Figure data in JSON:

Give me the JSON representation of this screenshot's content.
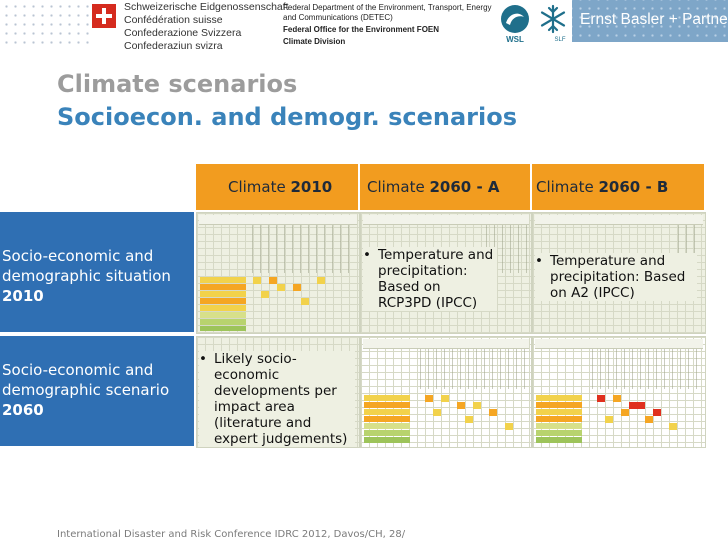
{
  "header": {
    "confed_lines": [
      "Schweizerische Eidgenossenschaft",
      "Confédération suisse",
      "Confederazione Svizzera",
      "Confederaziun svizra"
    ],
    "dept_line1": "Federal Department of the Environment, Transport, Energy and Communications (DETEC)",
    "dept_line2": "Federal Office for the Environment FOEN",
    "dept_line3": "Climate Division",
    "logo_wsl": "WSL",
    "logo_slf": "SLF",
    "company": "Ernst Basler + Partner"
  },
  "title": {
    "line1": "Climate scenarios",
    "line2": "Socioecon. and demogr. scenarios"
  },
  "columns": [
    {
      "prefix": "Climate ",
      "bold": "2010"
    },
    {
      "prefix": "Climate ",
      "bold": "2060 - A"
    },
    {
      "prefix": "Climate ",
      "bold": "2060 - B"
    }
  ],
  "rows": [
    {
      "text": "Socio-economic and demographic situation ",
      "bold": "2010"
    },
    {
      "text": "Socio-economic and demographic scenario ",
      "bold": "2060"
    }
  ],
  "bullets": {
    "r1c2": "Temperature and precipitation: Based on RCP3PD (IPCC)",
    "r1c3": "Temperature and precipitation: Based on A2 (IPCC)",
    "r2c1": "Likely socio-economic developments per impact area (literature and expert judgements)"
  },
  "footer": "International Disaster and Risk Conference IDRC 2012, Davos/CH, 28/"
}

▶ **EXERCISE BRIEF**:
Can you repeat every record above exactly, apart from the pictures?

▶ **EXPECTED OUTPUT**:
Give me the JSON representation of this screenshot's content.
{
  "header": {
    "confed_lines": [
      "Schweizerische Eidgenossenschaft",
      "Confédération suisse",
      "Confederazione Svizzera",
      "Confederaziun svizra"
    ],
    "dept_line1": "Federal Department of the Environment, Transport, Energy and Communications (DETEC)",
    "dept_line2": "Federal Office for the Environment FOEN",
    "dept_line3": "Climate Division",
    "logo_wsl": "WSL",
    "logo_slf": "SLF",
    "company": "Ernst Basler + Partner"
  },
  "title": {
    "line1": "Climate scenarios",
    "line2": "Socioecon. and demogr. scenarios"
  },
  "columns": [
    {
      "prefix": "Climate ",
      "bold": "2010"
    },
    {
      "prefix": "Climate ",
      "bold": "2060 - A"
    },
    {
      "prefix": "Climate ",
      "bold": "2060 - B"
    }
  ],
  "rows": [
    {
      "text": "Socio-economic and demographic situation ",
      "bold": "2010"
    },
    {
      "text": "Socio-economic and demographic scenario ",
      "bold": "2060"
    }
  ],
  "bullets": {
    "r1c2": "Temperature and precipitation: Based on RCP3PD (IPCC)",
    "r1c3": "Temperature and precipitation: Based on A2 (IPCC)",
    "r2c1": "Likely socio-economic developments per impact area (literature and expert judgements)"
  },
  "footer": "International Disaster and Risk Conference IDRC 2012, Davos/CH, 28/"
}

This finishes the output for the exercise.